* **THE EXERCISE**
Write out the listing below in full and exactly, leaving out every picture.

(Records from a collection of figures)
==================================================
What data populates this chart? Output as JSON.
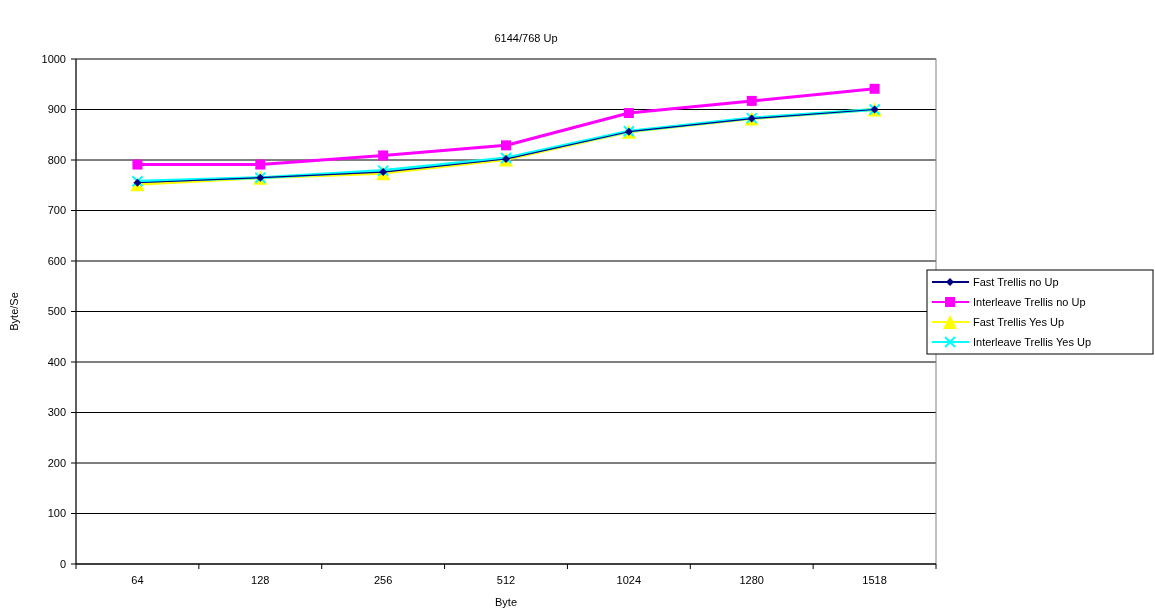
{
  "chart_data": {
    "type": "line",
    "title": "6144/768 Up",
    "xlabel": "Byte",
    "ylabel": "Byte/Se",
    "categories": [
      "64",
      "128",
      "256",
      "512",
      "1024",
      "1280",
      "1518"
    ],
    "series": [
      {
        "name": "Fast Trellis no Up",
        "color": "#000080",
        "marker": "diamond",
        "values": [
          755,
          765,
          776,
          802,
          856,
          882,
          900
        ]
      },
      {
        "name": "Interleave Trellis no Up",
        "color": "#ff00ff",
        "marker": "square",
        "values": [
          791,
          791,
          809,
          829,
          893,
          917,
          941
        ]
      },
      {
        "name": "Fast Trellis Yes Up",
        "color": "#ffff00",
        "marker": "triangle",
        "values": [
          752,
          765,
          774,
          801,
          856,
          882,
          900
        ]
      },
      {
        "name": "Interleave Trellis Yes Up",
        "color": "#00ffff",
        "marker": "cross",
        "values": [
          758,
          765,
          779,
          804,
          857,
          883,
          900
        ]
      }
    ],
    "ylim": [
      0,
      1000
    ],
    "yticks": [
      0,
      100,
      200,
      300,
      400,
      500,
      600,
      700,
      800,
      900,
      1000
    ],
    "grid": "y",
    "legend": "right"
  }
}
==================================================
* **RESPONSE**
What data populates this chart? Output as JSON.
{
  "chart_data": {
    "type": "line",
    "title": "6144/768 Up",
    "xlabel": "Byte",
    "ylabel": "Byte/Se",
    "categories": [
      "64",
      "128",
      "256",
      "512",
      "1024",
      "1280",
      "1518"
    ],
    "series": [
      {
        "name": "Fast Trellis no Up",
        "color": "#000080",
        "marker": "diamond",
        "values": [
          755,
          765,
          776,
          802,
          856,
          882,
          900
        ]
      },
      {
        "name": "Interleave Trellis no Up",
        "color": "#ff00ff",
        "marker": "square",
        "values": [
          791,
          791,
          809,
          829,
          893,
          917,
          941
        ]
      },
      {
        "name": "Fast Trellis Yes Up",
        "color": "#ffff00",
        "marker": "triangle",
        "values": [
          752,
          765,
          774,
          801,
          856,
          882,
          900
        ]
      },
      {
        "name": "Interleave Trellis Yes Up",
        "color": "#00ffff",
        "marker": "cross",
        "values": [
          758,
          765,
          779,
          804,
          857,
          883,
          900
        ]
      }
    ],
    "ylim": [
      0,
      1000
    ],
    "yticks": [
      0,
      100,
      200,
      300,
      400,
      500,
      600,
      700,
      800,
      900,
      1000
    ],
    "grid": "y",
    "legend": "right"
  }
}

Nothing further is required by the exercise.